### ÉNONCÉ A
Relevez toutes les personnes nommées dans l'extrait sur le jansénisme.
### ÉNONCÉ B
Répondez aux questions suivantes d'après l'extrait sur le jansénisme.
(i) En quelle année paraît l'Augustinus de Jansénius ?
(ii) Quelles années sont indiquées pour la destruction de Port-Royal des Champs ?
(iii) Au cours de quel siècle la question rebondit-elle ?

___ EXTRAIT

Qu’appelle-t-on « jansénisme » ? D’abord un surnom polémique donné au XVIIᵉ siècle à un courant catholique de rigueur doctrinale et de spiritualité augustinienne (grâce, péché, liberté), nourri par l’Augustinus de Jansénius (1640). Pourquoi Port-Royal y est-il mêlé ? Parce que, sous l’influence de Saint-Cyran, d’Antoine Arnauld et de Pascal, le monastère est devenu l’un des foyers majeurs de ces débats. Mais le jansénisme existe-t-il ? s’agit-il d’une hérésie, d’une école théologique, ou d’une étiquette forgée par des adversaires sans contenu réel ? La controverse, qui embrase la France de Louis XIII à Louis XIV, se prolonge jusqu’à la destruction de Port-Royal des Champs (1711–1712) sans pour autant clore la question, qui rebondit au XVIIIe siècle.
Naissance du « jansénisme »

______
___ ENTRÉES FOURNIES

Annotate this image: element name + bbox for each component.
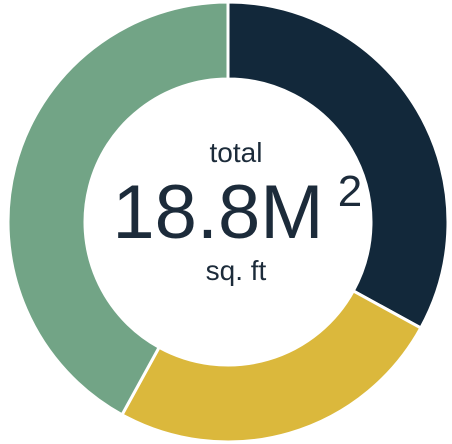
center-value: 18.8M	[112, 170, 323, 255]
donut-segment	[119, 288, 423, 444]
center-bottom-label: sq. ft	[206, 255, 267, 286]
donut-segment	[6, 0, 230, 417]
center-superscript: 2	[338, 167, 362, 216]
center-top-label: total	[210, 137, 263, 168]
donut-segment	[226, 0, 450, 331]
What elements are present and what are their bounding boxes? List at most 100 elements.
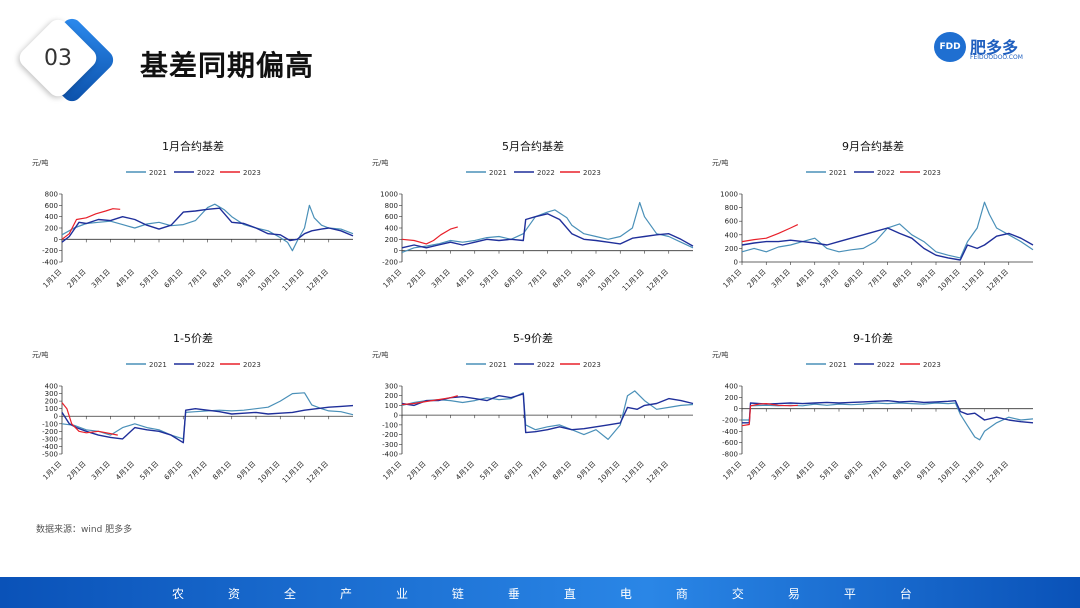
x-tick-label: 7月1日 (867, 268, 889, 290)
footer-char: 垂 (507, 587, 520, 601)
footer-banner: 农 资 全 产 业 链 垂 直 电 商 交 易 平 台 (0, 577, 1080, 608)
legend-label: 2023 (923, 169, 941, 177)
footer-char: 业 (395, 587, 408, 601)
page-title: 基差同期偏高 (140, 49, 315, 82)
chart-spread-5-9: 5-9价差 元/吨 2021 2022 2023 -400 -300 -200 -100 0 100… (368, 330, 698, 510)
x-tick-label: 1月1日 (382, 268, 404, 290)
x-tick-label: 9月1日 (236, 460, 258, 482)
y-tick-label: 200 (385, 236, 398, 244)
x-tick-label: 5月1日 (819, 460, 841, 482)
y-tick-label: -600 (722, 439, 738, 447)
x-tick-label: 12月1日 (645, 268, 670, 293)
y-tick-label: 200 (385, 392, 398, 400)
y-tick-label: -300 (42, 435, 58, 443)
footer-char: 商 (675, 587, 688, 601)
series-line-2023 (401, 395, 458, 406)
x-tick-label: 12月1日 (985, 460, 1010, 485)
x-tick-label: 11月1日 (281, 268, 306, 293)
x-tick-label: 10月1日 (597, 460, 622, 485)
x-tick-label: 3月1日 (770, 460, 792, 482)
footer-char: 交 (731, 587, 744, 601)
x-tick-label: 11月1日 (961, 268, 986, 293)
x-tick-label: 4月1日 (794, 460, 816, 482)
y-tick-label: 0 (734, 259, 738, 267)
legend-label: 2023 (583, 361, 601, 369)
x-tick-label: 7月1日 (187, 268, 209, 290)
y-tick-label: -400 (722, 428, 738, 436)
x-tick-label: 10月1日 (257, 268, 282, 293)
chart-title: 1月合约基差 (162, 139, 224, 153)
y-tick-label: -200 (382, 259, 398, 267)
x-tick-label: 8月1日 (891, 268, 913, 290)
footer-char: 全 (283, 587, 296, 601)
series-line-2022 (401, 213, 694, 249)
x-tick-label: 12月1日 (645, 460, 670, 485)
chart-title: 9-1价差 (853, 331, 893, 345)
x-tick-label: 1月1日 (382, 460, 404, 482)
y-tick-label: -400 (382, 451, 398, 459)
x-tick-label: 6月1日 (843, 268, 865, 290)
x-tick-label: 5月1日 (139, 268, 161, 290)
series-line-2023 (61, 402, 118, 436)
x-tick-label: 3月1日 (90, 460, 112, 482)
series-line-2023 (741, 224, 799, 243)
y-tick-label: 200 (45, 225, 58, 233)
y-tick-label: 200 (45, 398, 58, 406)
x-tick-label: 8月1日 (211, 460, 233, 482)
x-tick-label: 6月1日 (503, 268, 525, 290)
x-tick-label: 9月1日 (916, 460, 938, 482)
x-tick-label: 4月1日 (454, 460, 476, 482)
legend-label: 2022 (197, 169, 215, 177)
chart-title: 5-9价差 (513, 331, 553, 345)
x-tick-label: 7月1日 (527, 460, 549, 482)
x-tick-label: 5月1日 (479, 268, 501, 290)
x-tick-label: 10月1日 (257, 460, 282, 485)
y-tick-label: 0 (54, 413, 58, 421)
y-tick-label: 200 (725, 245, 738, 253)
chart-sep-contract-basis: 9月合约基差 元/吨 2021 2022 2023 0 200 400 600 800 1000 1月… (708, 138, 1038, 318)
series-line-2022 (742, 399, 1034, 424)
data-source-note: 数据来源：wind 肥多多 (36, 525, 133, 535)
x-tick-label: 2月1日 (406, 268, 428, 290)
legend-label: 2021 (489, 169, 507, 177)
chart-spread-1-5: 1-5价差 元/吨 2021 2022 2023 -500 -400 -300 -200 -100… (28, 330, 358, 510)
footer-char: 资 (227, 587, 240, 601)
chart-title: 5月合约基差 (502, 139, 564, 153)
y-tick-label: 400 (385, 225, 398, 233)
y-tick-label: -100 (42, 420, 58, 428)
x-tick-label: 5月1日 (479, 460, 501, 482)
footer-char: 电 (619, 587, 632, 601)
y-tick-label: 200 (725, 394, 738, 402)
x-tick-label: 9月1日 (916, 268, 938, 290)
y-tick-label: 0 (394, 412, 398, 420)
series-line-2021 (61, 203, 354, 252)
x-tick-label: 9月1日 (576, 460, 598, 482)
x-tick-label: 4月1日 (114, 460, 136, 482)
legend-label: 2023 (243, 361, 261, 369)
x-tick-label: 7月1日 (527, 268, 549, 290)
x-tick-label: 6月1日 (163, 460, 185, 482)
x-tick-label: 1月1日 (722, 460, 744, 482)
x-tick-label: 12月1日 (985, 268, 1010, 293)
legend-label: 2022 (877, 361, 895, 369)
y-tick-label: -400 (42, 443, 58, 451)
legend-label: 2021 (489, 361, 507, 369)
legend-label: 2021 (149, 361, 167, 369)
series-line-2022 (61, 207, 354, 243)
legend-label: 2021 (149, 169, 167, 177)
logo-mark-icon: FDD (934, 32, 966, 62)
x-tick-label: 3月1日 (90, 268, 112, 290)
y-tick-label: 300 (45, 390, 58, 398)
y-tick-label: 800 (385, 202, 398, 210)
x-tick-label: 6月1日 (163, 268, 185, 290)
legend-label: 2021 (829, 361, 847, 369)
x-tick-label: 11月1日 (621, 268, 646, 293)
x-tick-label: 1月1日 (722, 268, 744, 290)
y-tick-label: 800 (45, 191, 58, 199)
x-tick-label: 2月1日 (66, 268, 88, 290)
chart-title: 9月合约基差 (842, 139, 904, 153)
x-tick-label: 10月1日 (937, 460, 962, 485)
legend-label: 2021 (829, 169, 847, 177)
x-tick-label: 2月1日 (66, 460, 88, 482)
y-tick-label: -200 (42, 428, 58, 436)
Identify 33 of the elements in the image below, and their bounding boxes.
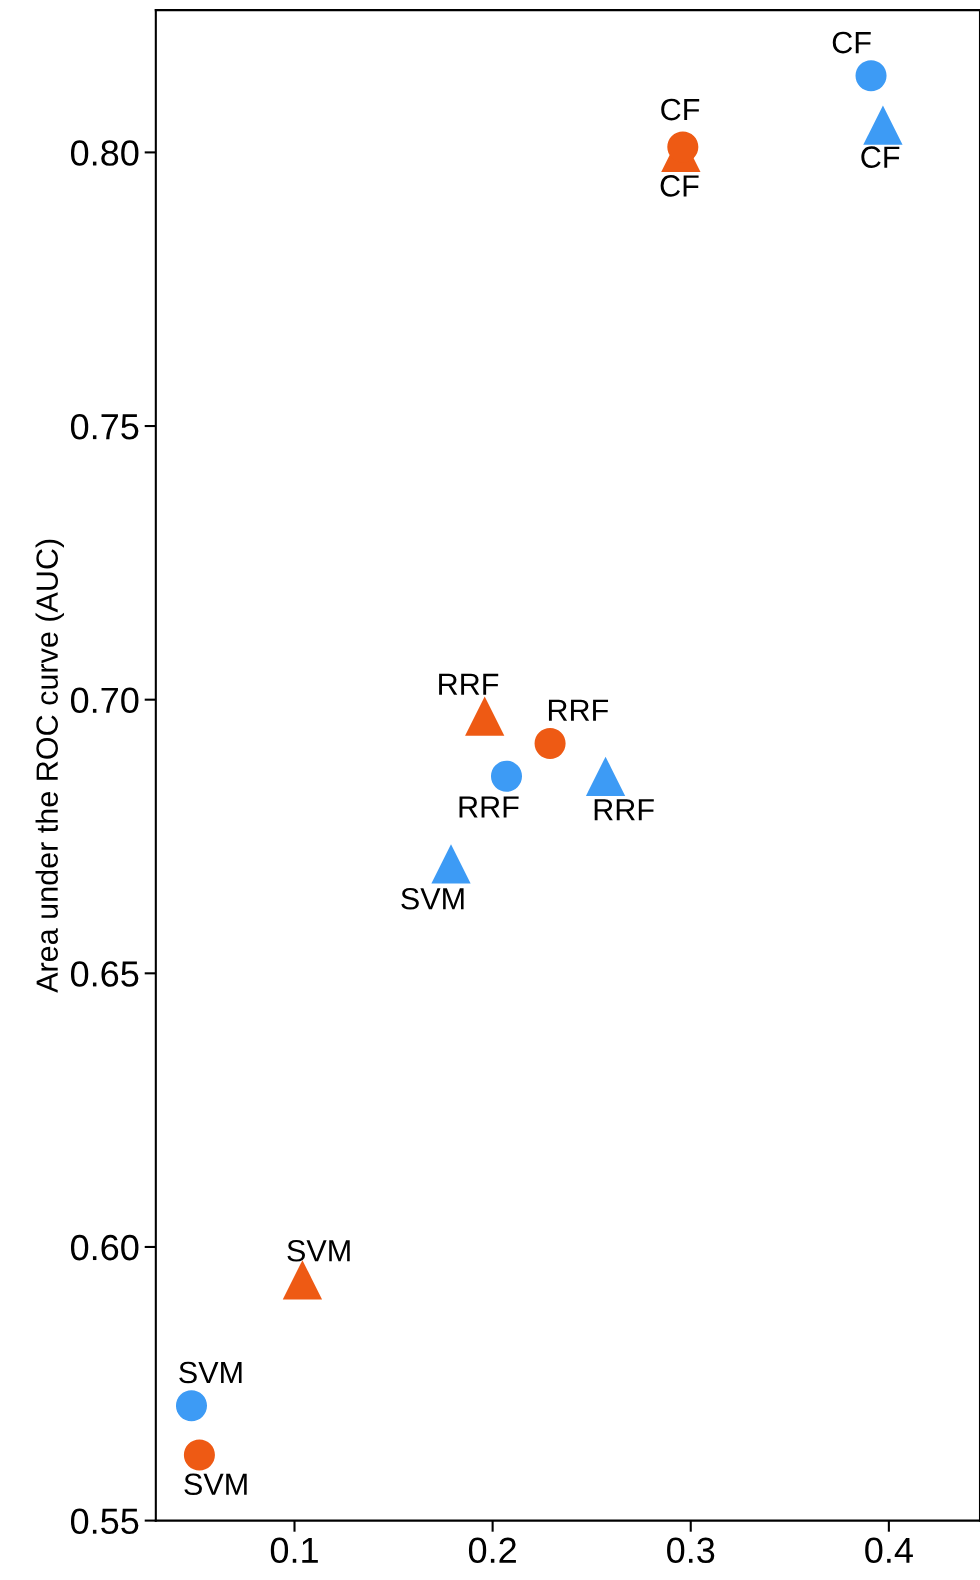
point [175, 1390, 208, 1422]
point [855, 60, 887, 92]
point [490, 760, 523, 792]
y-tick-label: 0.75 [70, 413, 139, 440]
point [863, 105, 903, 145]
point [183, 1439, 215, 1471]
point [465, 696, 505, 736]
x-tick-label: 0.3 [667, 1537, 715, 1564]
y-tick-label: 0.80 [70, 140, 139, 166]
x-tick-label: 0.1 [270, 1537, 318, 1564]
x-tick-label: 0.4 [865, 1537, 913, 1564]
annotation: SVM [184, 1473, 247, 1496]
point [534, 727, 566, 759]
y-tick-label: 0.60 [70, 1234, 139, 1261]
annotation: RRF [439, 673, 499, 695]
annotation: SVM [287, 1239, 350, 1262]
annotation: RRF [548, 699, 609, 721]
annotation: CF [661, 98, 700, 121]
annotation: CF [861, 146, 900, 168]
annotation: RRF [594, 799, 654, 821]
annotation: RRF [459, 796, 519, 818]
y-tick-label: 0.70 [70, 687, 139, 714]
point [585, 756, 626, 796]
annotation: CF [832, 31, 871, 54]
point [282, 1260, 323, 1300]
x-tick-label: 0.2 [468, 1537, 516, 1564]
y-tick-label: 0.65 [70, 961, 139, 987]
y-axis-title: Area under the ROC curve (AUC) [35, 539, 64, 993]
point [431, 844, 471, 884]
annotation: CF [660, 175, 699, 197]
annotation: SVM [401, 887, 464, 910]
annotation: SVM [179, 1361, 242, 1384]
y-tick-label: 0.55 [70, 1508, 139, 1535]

______

### RÉPONSE ATTENDUE A
Jansénius, Saint-Cyran, Antoine Arnauld, Pascal, Louis XIII, Louis XIV

### RÉPONSE ATTENDUE B
(i) En 1640.
(ii) 1711–1712.
(iii) Au XVIIIe siècle.